* _Your objective_: Repeat each record exactly as written, and drop any images.

++++

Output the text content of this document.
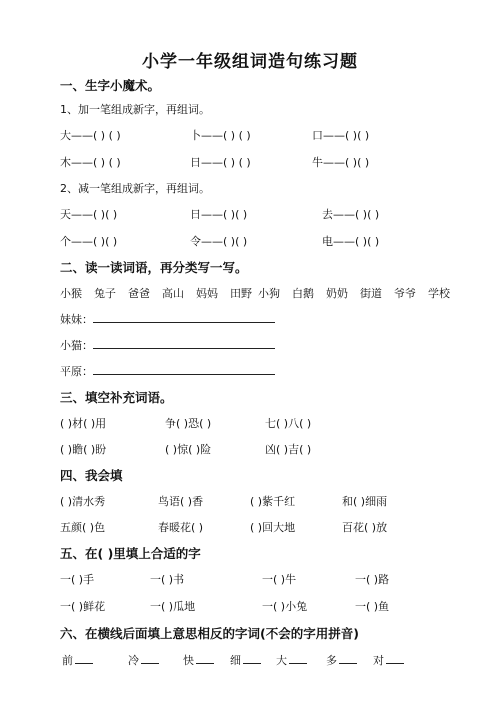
小学一年级组词造句练习题
一、生字小魔术。
1、加一笔组成新字，再组词。
大——( ) ( )	卜——( ) ( )	口——( )( )
木——( ) ( )	日——( ) ( )	牛——( )( )
2、减一笔组成新字，再组词。
天——( )( )	日——( )( )	去——( )( )
个——( )( )	令——( )( )	电——( )( )
二、读一读词语，再分类写一写。
小猴 兔子 爸爸 高山 妈妈 田野 小狗 白鹅 奶奶 街道 爷爷 学校
妹妹：
小猫：
平原：
三、填空补充词语。
( )材( )用	争( )恐( )	七( )八( )
( )瞻( )盼	( )惊( )险	凶( )吉( )
四、我会填
( )清水秀	鸟语( )香	( )紫千红	和( )细雨
五颜( )色	春暖花( )	( )回大地	百花( )放
五、在( )里填上合适的字
一( )手	一( )书	一( )牛	一( )路
一( )鲜花	一( )瓜地	一( )小兔	一( )鱼
六、在横线后面填上意思相反的字词(不会的字用拼音)
前	冷	快	细	大	多	对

++++

* _Answer to the exercise_:
Output the text content of this document.
小学一年级组词造句练习题
一、生字小魔术。
1、加一笔组成新字，再组词。
大——( ) ( )	卜——( ) ( )	口——( )( )
木——( ) ( )	日——( ) ( )	牛——( )( )
2、减一笔组成新字，再组词。
天——( )( )	日——( )( )	去——( )( )
个——( )( )	令——( )( )	电——( )( )
二、读一读词语，再分类写一写。
小猴 兔子 爸爸 高山 妈妈 田野 小狗 白鹅 奶奶 街道 爷爷 学校
妹妹：
小猫：
平原：
三、填空补充词语。
( )材( )用	争( )恐( )	七( )八( )
( )瞻( )盼	( )惊( )险	凶( )吉( )
四、我会填
( )清水秀	鸟语( )香	( )紫千红	和( )细雨
五颜( )色	春暖花( )	( )回大地	百花( )放
五、在( )里填上合适的字
一( )手	一( )书	一( )牛	一( )路
一( )鲜花	一( )瓜地	一( )小兔	一( )鱼
六、在横线后面填上意思相反的字词(不会的字用拼音)
前	冷	快	细	大	多	对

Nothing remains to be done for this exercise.